_EXERCISE AIM_
Return every line below as is, leaving out the pictures.

Records:
- - - - -

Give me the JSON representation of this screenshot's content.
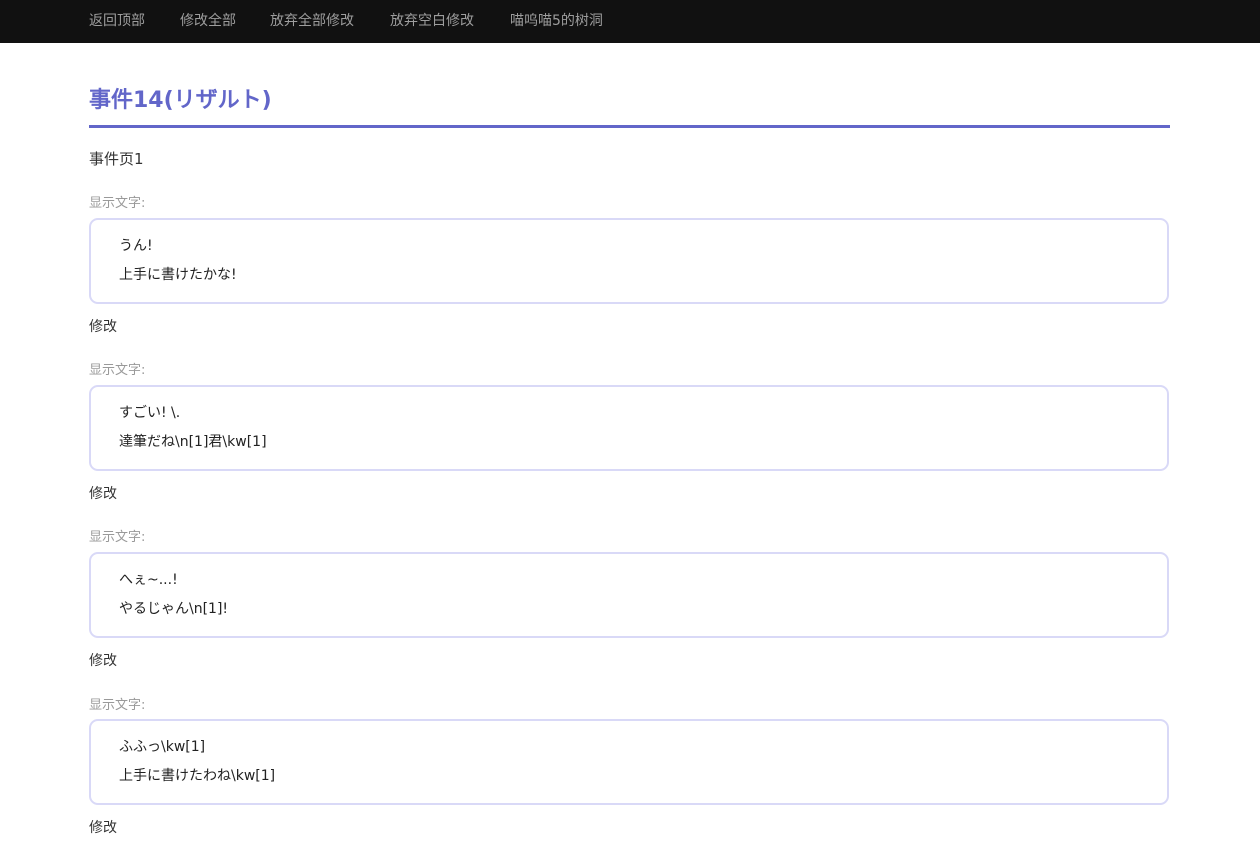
{
  "nav": {
    "items": [
      {
        "label": "返回顶部"
      },
      {
        "label": "修改全部"
      },
      {
        "label": "放弃全部修改"
      },
      {
        "label": "放弃空白修改"
      },
      {
        "label": "喵呜喵5的树洞"
      }
    ]
  },
  "page": {
    "title": "事件14(リザルト)",
    "subtitle": "事件页1"
  },
  "entries": [
    {
      "label": "显示文字:",
      "lines": [
        "うん!",
        "上手に書けたかな!"
      ],
      "edit_label": "修改"
    },
    {
      "label": "显示文字:",
      "lines": [
        "すごい! \\.",
        "達筆だね\\n[1]君\\kw[1]"
      ],
      "edit_label": "修改"
    },
    {
      "label": "显示文字:",
      "lines": [
        "へぇ~...!",
        "やるじゃん\\n[1]!"
      ],
      "edit_label": "修改"
    },
    {
      "label": "显示文字:",
      "lines": [
        "ふふっ\\kw[1]",
        "上手に書けたわね\\kw[1]"
      ],
      "edit_label": "修改"
    }
  ],
  "colors": {
    "nav_background": "#111111",
    "nav_text": "#9d9d9d",
    "accent": "#6266c9",
    "box_border": "#d9d9f7"
  }
}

- - - - -

_SOLUTION TO THIS PROBLEM_
Give me the JSON representation of this screenshot's content.
{
  "nav": {
    "items": [
      {
        "label": "返回顶部"
      },
      {
        "label": "修改全部"
      },
      {
        "label": "放弃全部修改"
      },
      {
        "label": "放弃空白修改"
      },
      {
        "label": "喵呜喵5的树洞"
      }
    ]
  },
  "page": {
    "title": "事件14(リザルト)",
    "subtitle": "事件页1"
  },
  "entries": [
    {
      "label": "显示文字:",
      "lines": [
        "うん!",
        "上手に書けたかな!"
      ],
      "edit_label": "修改"
    },
    {
      "label": "显示文字:",
      "lines": [
        "すごい! \\.",
        "達筆だね\\n[1]君\\kw[1]"
      ],
      "edit_label": "修改"
    },
    {
      "label": "显示文字:",
      "lines": [
        "へぇ~...!",
        "やるじゃん\\n[1]!"
      ],
      "edit_label": "修改"
    },
    {
      "label": "显示文字:",
      "lines": [
        "ふふっ\\kw[1]",
        "上手に書けたわね\\kw[1]"
      ],
      "edit_label": "修改"
    }
  ],
  "colors": {
    "nav_background": "#111111",
    "nav_text": "#9d9d9d",
    "accent": "#6266c9",
    "box_border": "#d9d9f7"
  }
}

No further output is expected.